◆ **Exercise**
Write out the data below exactly as given, without any of its pictures.

◆ **Data supplied**
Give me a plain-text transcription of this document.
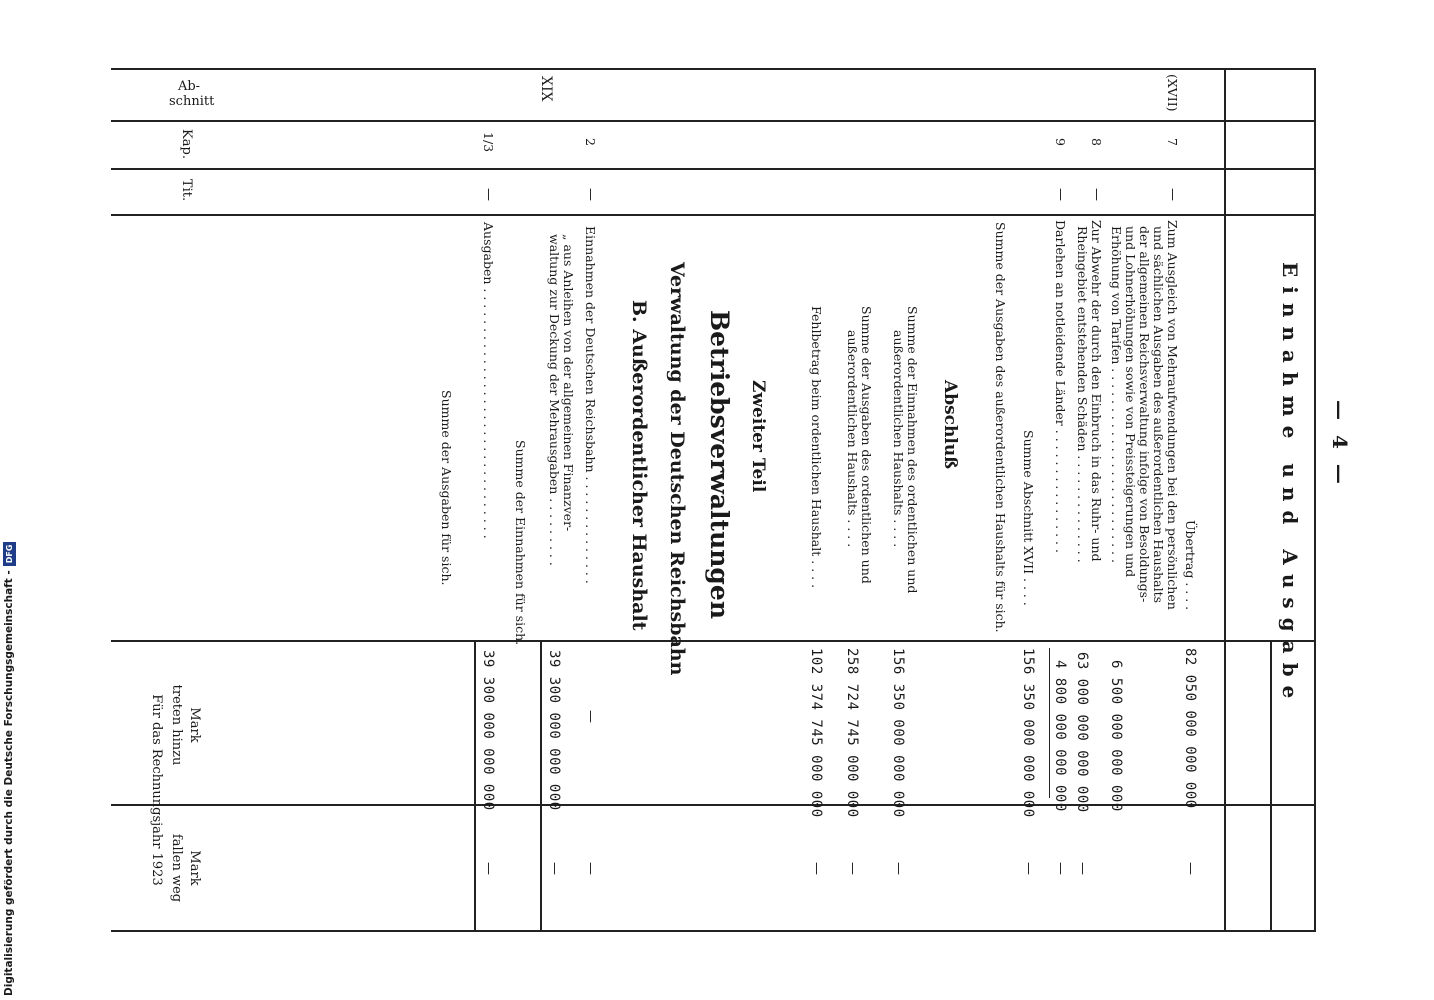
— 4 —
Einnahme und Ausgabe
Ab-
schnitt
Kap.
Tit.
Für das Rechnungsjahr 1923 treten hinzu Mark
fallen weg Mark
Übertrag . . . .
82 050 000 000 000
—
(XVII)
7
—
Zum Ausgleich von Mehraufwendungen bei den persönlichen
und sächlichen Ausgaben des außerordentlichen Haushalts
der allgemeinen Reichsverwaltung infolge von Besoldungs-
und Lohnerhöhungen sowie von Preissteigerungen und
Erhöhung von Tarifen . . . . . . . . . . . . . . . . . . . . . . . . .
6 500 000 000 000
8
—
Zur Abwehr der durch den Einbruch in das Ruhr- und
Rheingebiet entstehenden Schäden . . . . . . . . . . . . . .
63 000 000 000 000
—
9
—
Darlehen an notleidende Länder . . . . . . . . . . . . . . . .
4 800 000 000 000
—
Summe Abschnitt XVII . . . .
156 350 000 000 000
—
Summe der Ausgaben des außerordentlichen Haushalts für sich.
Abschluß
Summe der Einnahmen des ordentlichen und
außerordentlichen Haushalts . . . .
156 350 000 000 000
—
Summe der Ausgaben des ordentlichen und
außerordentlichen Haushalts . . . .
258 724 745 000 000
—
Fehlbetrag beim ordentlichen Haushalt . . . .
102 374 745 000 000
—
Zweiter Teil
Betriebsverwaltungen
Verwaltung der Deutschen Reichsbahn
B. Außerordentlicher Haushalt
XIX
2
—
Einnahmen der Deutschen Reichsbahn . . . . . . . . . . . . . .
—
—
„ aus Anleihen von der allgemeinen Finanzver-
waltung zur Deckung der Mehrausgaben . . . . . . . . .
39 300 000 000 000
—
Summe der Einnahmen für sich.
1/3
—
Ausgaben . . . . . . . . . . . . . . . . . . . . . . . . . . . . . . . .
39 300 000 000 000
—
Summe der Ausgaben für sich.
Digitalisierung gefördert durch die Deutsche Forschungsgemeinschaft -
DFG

◆ **Task output**
Give me a plain-text transcription of this document.
— 4 —
Einnahme und Ausgabe
Ab-
schnitt
Kap.
Tit.
Für das Rechnungsjahr 1923 treten hinzu Mark
fallen weg Mark
Übertrag . . . .
82 050 000 000 000
—
(XVII)
7
—
Zum Ausgleich von Mehraufwendungen bei den persönlichen
und sächlichen Ausgaben des außerordentlichen Haushalts
der allgemeinen Reichsverwaltung infolge von Besoldungs-
und Lohnerhöhungen sowie von Preissteigerungen und
Erhöhung von Tarifen . . . . . . . . . . . . . . . . . . . . . . . . .
6 500 000 000 000
8
—
Zur Abwehr der durch den Einbruch in das Ruhr- und
Rheingebiet entstehenden Schäden . . . . . . . . . . . . . .
63 000 000 000 000
—
9
—
Darlehen an notleidende Länder . . . . . . . . . . . . . . . .
4 800 000 000 000
—
Summe Abschnitt XVII . . . .
156 350 000 000 000
—
Summe der Ausgaben des außerordentlichen Haushalts für sich.
Abschluß
Summe der Einnahmen des ordentlichen und
außerordentlichen Haushalts . . . .
156 350 000 000 000
—
Summe der Ausgaben des ordentlichen und
außerordentlichen Haushalts . . . .
258 724 745 000 000
—
Fehlbetrag beim ordentlichen Haushalt . . . .
102 374 745 000 000
—
Zweiter Teil
Betriebsverwaltungen
Verwaltung der Deutschen Reichsbahn
B. Außerordentlicher Haushalt
XIX
2
—
Einnahmen der Deutschen Reichsbahn . . . . . . . . . . . . . .
—
—
„ aus Anleihen von der allgemeinen Finanzver-
waltung zur Deckung der Mehrausgaben . . . . . . . . .
39 300 000 000 000
—
Summe der Einnahmen für sich.
1/3
—
Ausgaben . . . . . . . . . . . . . . . . . . . . . . . . . . . . . . . .
39 300 000 000 000
—
Summe der Ausgaben für sich.
Digitalisierung gefördert durch die Deutsche Forschungsgemeinschaft -
DFG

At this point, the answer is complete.